What you need to do: The response should be the complete listing below, unchanged.

Task data START

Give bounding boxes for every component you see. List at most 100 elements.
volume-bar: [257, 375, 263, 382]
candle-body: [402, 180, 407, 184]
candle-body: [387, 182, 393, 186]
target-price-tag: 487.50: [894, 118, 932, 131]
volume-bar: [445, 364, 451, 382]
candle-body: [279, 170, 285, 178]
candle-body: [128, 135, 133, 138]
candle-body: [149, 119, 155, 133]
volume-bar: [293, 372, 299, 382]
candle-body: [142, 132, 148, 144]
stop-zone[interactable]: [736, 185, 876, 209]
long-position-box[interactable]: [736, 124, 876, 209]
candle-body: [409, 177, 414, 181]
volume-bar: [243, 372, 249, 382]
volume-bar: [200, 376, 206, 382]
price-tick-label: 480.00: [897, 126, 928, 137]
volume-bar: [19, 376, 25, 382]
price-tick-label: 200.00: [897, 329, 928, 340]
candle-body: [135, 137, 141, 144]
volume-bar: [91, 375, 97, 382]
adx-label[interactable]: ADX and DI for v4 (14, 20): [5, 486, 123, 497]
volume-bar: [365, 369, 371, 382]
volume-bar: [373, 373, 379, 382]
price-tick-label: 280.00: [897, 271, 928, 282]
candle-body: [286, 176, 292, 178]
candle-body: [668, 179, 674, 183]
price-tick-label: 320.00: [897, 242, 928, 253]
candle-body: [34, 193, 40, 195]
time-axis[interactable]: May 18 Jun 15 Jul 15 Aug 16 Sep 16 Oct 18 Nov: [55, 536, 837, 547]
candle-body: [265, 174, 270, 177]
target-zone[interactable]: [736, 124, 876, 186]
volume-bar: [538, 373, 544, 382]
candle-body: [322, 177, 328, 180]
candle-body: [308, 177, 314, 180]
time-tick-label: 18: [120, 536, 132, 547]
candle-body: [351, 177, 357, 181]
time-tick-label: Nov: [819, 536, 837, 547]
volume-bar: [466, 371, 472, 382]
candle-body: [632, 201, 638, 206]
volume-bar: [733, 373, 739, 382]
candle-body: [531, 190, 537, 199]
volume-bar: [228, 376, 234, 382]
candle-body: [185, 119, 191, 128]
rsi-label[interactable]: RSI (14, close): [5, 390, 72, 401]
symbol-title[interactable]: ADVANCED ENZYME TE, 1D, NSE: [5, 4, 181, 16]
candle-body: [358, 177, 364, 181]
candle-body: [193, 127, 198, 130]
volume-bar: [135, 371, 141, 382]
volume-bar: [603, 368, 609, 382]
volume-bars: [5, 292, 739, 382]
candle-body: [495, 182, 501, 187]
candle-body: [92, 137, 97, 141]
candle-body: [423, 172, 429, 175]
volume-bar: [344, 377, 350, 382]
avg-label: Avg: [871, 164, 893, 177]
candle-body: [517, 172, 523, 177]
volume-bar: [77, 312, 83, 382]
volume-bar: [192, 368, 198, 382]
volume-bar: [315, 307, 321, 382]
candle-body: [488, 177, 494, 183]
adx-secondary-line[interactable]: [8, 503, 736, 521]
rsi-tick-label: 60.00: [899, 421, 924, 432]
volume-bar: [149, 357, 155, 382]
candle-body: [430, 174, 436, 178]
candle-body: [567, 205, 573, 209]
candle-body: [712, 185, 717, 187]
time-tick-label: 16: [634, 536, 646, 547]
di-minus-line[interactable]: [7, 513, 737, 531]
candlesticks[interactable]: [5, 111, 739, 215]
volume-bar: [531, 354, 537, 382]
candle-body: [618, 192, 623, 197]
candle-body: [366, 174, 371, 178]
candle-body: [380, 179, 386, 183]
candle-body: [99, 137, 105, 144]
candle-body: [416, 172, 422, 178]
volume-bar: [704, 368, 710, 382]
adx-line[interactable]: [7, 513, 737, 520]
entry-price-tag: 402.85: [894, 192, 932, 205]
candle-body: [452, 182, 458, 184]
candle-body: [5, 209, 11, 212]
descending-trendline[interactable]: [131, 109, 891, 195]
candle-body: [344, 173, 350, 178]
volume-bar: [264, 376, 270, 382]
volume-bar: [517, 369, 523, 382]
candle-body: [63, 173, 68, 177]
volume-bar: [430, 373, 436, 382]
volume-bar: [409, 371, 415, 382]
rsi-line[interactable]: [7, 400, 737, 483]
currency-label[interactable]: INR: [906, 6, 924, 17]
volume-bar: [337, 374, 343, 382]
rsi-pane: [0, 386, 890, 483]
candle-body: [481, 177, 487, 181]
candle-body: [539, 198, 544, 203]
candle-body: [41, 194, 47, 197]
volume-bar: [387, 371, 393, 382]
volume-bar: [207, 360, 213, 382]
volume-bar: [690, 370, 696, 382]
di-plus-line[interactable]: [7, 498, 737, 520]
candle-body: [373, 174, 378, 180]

Task data END

Response to the task:
Give bounding boxes for every component you see. List at most 100 elements.
volume-bar: [257, 375, 263, 382]
candle-body: [402, 180, 407, 184]
candle-body: [387, 182, 393, 186]
target-price-tag: 487.50: [894, 118, 932, 131]
volume-bar: [445, 364, 451, 382]
candle-body: [279, 170, 285, 178]
candle-body: [128, 135, 133, 138]
candle-body: [149, 119, 155, 133]
volume-bar: [293, 372, 299, 382]
candle-body: [142, 132, 148, 144]
stop-zone[interactable]: [736, 185, 876, 209]
long-position-box[interactable]: [736, 124, 876, 209]
candle-body: [409, 177, 414, 181]
volume-bar: [243, 372, 249, 382]
volume-bar: [200, 376, 206, 382]
price-tick-label: 480.00: [897, 126, 928, 137]
volume-bar: [19, 376, 25, 382]
price-tick-label: 200.00: [897, 329, 928, 340]
candle-body: [135, 137, 141, 144]
volume-bar: [91, 375, 97, 382]
adx-label[interactable]: ADX and DI for v4 (14, 20): [5, 486, 123, 497]
volume-bar: [365, 369, 371, 382]
volume-bar: [373, 373, 379, 382]
price-tick-label: 280.00: [897, 271, 928, 282]
candle-body: [286, 176, 292, 178]
candle-body: [668, 179, 674, 183]
price-tick-label: 320.00: [897, 242, 928, 253]
candle-body: [34, 193, 40, 195]
time-axis[interactable]: May 18 Jun 15 Jul 15 Aug 16 Sep 16 Oct 18 Nov: [55, 536, 837, 547]
candle-body: [265, 174, 270, 177]
target-zone[interactable]: [736, 124, 876, 186]
volume-bar: [538, 373, 544, 382]
candle-body: [322, 177, 328, 180]
candle-body: [308, 177, 314, 180]
time-tick-label: 18: [120, 536, 132, 547]
candle-body: [351, 177, 357, 181]
time-tick-label: Nov: [819, 536, 837, 547]
volume-bar: [466, 371, 472, 382]
candle-body: [632, 201, 638, 206]
volume-bar: [733, 373, 739, 382]
candle-body: [531, 190, 537, 199]
volume-bar: [228, 376, 234, 382]
candle-body: [185, 119, 191, 128]
rsi-label[interactable]: RSI (14, close): [5, 390, 72, 401]
symbol-title[interactable]: ADVANCED ENZYME TE, 1D, NSE: [5, 4, 181, 16]
candle-body: [358, 177, 364, 181]
candle-body: [193, 127, 198, 130]
volume-bar: [135, 371, 141, 382]
volume-bar: [603, 368, 609, 382]
volume-bars: [5, 292, 739, 382]
candle-body: [495, 182, 501, 187]
candle-body: [92, 137, 97, 141]
candle-body: [423, 172, 429, 175]
volume-bar: [344, 377, 350, 382]
avg-label: Avg: [871, 164, 893, 177]
candle-body: [517, 172, 523, 177]
volume-bar: [77, 312, 83, 382]
volume-bar: [192, 368, 198, 382]
volume-bar: [315, 307, 321, 382]
candle-body: [488, 177, 494, 183]
adx-secondary-line[interactable]: [8, 503, 736, 521]
rsi-tick-label: 60.00: [899, 421, 924, 432]
volume-bar: [149, 357, 155, 382]
candle-body: [430, 174, 436, 178]
candle-body: [567, 205, 573, 209]
candle-body: [712, 185, 717, 187]
time-tick-label: 16: [634, 536, 646, 547]
di-minus-line[interactable]: [7, 513, 737, 531]
candlesticks[interactable]: [5, 111, 739, 215]
volume-bar: [531, 354, 537, 382]
candle-body: [618, 192, 623, 197]
candle-body: [366, 174, 371, 178]
candle-body: [380, 179, 386, 183]
candle-body: [99, 137, 105, 144]
candle-body: [416, 172, 422, 178]
volume-bar: [704, 368, 710, 382]
adx-line[interactable]: [7, 513, 737, 520]
entry-price-tag: 402.85: [894, 192, 932, 205]
candle-body: [452, 182, 458, 184]
candle-body: [5, 209, 11, 212]
descending-trendline[interactable]: [131, 109, 891, 195]
candle-body: [344, 173, 350, 178]
volume-bar: [264, 376, 270, 382]
volume-bar: [517, 369, 523, 382]
candle-body: [63, 173, 68, 177]
volume-bar: [430, 373, 436, 382]
volume-bar: [409, 371, 415, 382]
rsi-line[interactable]: [7, 400, 737, 483]
currency-label[interactable]: INR: [906, 6, 924, 17]
volume-bar: [337, 374, 343, 382]
rsi-pane: [0, 386, 890, 483]
candle-body: [481, 177, 487, 181]
candle-body: [539, 198, 544, 203]
candle-body: [41, 194, 47, 197]
volume-bar: [387, 371, 393, 382]
volume-bar: [207, 360, 213, 382]
volume-bar: [690, 370, 696, 382]
di-plus-line[interactable]: [7, 498, 737, 520]
candle-body: [373, 174, 378, 180]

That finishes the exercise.